---- Exercise input
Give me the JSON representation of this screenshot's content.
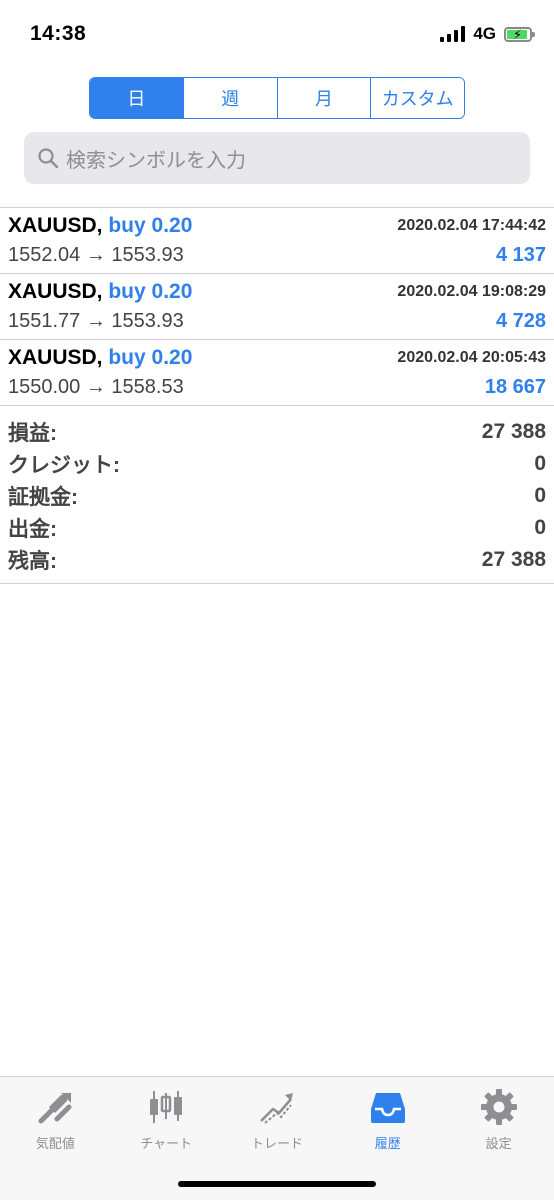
{
  "status": {
    "time": "14:38",
    "network": "4G"
  },
  "segments": [
    "日",
    "週",
    "月",
    "カスタム"
  ],
  "search": {
    "placeholder": "検索シンボルを入力"
  },
  "deals": [
    {
      "symbol": "XAUUSD,",
      "side": "buy 0.20",
      "time": "2020.02.04 17:44:42",
      "prices": "1552.04 → 1553.93",
      "profit": "4 137"
    },
    {
      "symbol": "XAUUSD,",
      "side": "buy 0.20",
      "time": "2020.02.04 19:08:29",
      "prices": "1551.77 → 1553.93",
      "profit": "4 728"
    },
    {
      "symbol": "XAUUSD,",
      "side": "buy 0.20",
      "time": "2020.02.04 20:05:43",
      "prices": "1550.00 → 1558.53",
      "profit": "18 667"
    }
  ],
  "summary": [
    {
      "label": "損益:",
      "value": "27 388"
    },
    {
      "label": "クレジット:",
      "value": "0"
    },
    {
      "label": "証拠金:",
      "value": "0"
    },
    {
      "label": "出金:",
      "value": "0"
    },
    {
      "label": "残高:",
      "value": "27 388"
    }
  ],
  "tabs": [
    {
      "label": "気配値",
      "icon": "quotes-icon"
    },
    {
      "label": "チャート",
      "icon": "chart-icon"
    },
    {
      "label": "トレード",
      "icon": "trade-icon"
    },
    {
      "label": "履歴",
      "icon": "history-icon"
    },
    {
      "label": "設定",
      "icon": "settings-icon"
    }
  ],
  "colors": {
    "accent": "#2f80ec",
    "inactive": "#8e8e93"
  }
}
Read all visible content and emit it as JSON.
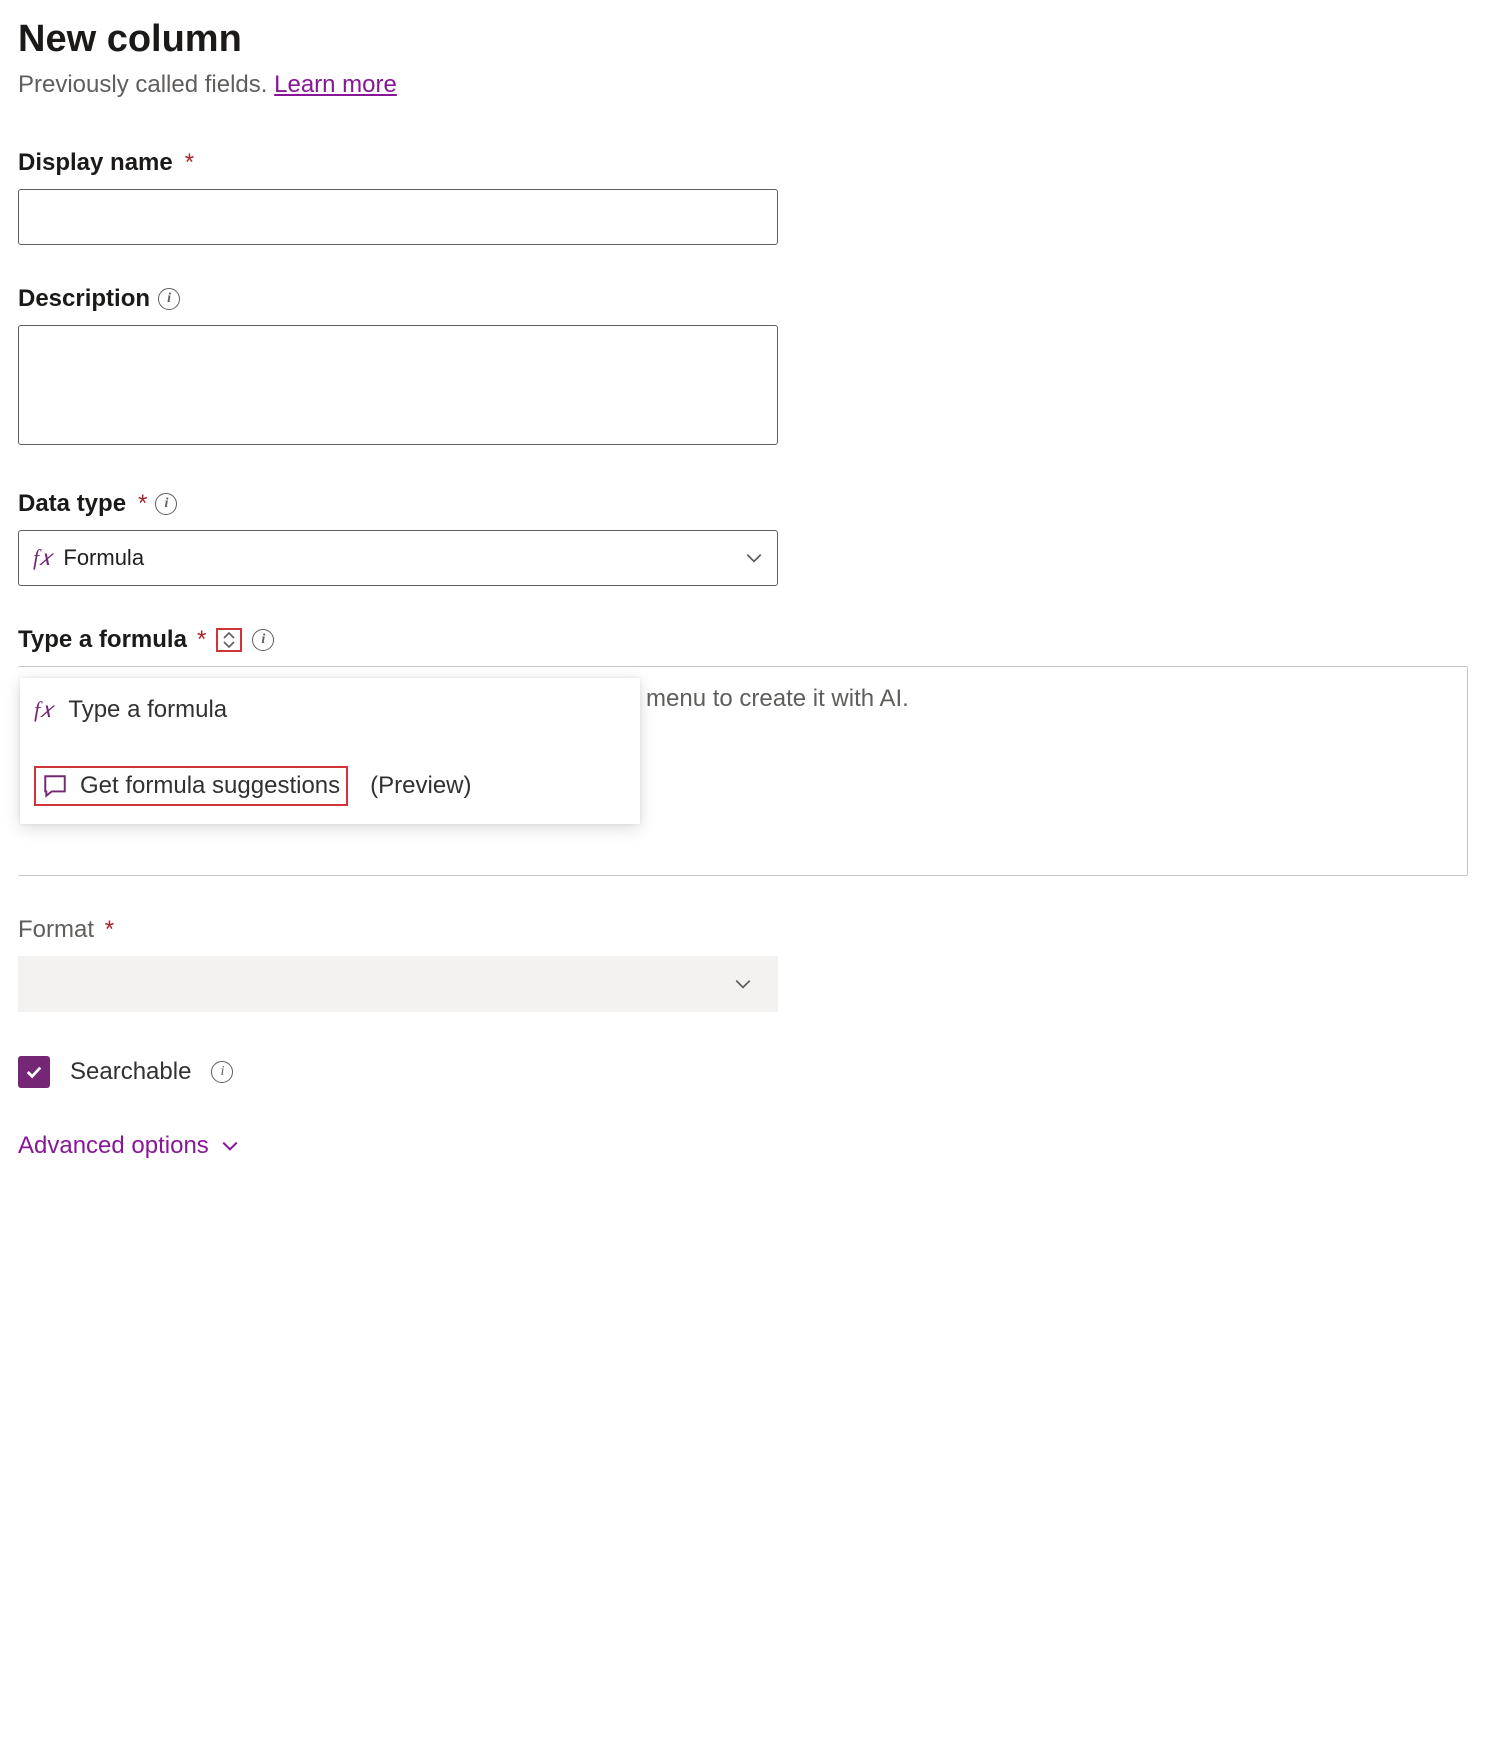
{
  "header": {
    "title": "New column",
    "subtitle_prefix": "Previously called fields. ",
    "learn_more": "Learn more"
  },
  "display_name": {
    "label": "Display name",
    "value": ""
  },
  "description": {
    "label": "Description",
    "value": ""
  },
  "data_type": {
    "label": "Data type",
    "selected": "Formula"
  },
  "formula": {
    "label": "Type a formula",
    "placeholder_suffix": "menu to create it with AI.",
    "menu": {
      "type_option": "Type a formula",
      "suggestions_option": "Get formula suggestions",
      "preview_tag": "(Preview)"
    }
  },
  "format": {
    "label": "Format",
    "selected": ""
  },
  "searchable": {
    "label": "Searchable",
    "checked": true
  },
  "advanced": {
    "label": "Advanced options"
  }
}
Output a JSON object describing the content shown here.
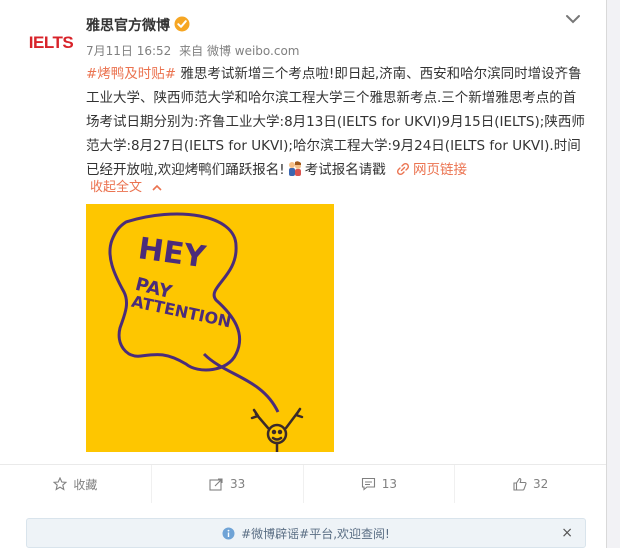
{
  "post": {
    "avatar_text": "IELTS",
    "username": "雅思官方微博",
    "date": "7月11日 16:52",
    "source": "来自 微博 weibo.com",
    "hashtag": "#烤鸭及时贴#",
    "text_main": " 雅思考试新增三个考点啦!即日起,济南、西安和哈尔滨同时增设齐鲁工业大学、陕西师范大学和哈尔滨工程大学三个雅思新考点.三个新增雅思考点的首场考试日期分别为:齐鲁工业大学:8月13日(IELTS for UKVI)9月15日(IELTS);陕西师范大学:8月27日(IELTS for UKVI);哈尔滨工程大学:9月24日(IELTS for UKVI).时间已经开放啦,欢迎烤鸭们踊跃报名!",
    "text_tail": "考试报名请戳",
    "link_label": "网页链接",
    "collapse_label": "收起全文",
    "image": {
      "line1": "HEY",
      "line2": "PAY",
      "line3": "ATTENTION",
      "background": "#fec600",
      "ink": "#4b2c7a"
    }
  },
  "actions": {
    "favorite": "收藏",
    "repost": "33",
    "comment": "13",
    "like": "32"
  },
  "notice": {
    "text": "#微博辟谣#平台,欢迎查阅!",
    "close": "×"
  },
  "colors": {
    "accent": "#eb7350",
    "verified": "#f6a623"
  }
}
--------
Exercise prompt
Extract the run of lines beginning with the line that holds "Output a JSON" and ending at the last line of the data, inclusive. Exclude any pictures from the copy.

Answer for this exercise
Output a JSON object describing the content shown here.
{
  "post": {
    "avatar_text": "IELTS",
    "username": "雅思官方微博",
    "date": "7月11日 16:52",
    "source": "来自 微博 weibo.com",
    "hashtag": "#烤鸭及时贴#",
    "text_main": " 雅思考试新增三个考点啦!即日起,济南、西安和哈尔滨同时增设齐鲁工业大学、陕西师范大学和哈尔滨工程大学三个雅思新考点.三个新增雅思考点的首场考试日期分别为:齐鲁工业大学:8月13日(IELTS for UKVI)9月15日(IELTS);陕西师范大学:8月27日(IELTS for UKVI);哈尔滨工程大学:9月24日(IELTS for UKVI).时间已经开放啦,欢迎烤鸭们踊跃报名!",
    "text_tail": "考试报名请戳",
    "link_label": "网页链接",
    "collapse_label": "收起全文",
    "image": {
      "line1": "HEY",
      "line2": "PAY",
      "line3": "ATTENTION",
      "background": "#fec600",
      "ink": "#4b2c7a"
    }
  },
  "actions": {
    "favorite": "收藏",
    "repost": "33",
    "comment": "13",
    "like": "32"
  },
  "notice": {
    "text": "#微博辟谣#平台,欢迎查阅!",
    "close": "×"
  },
  "colors": {
    "accent": "#eb7350",
    "verified": "#f6a623"
  }
}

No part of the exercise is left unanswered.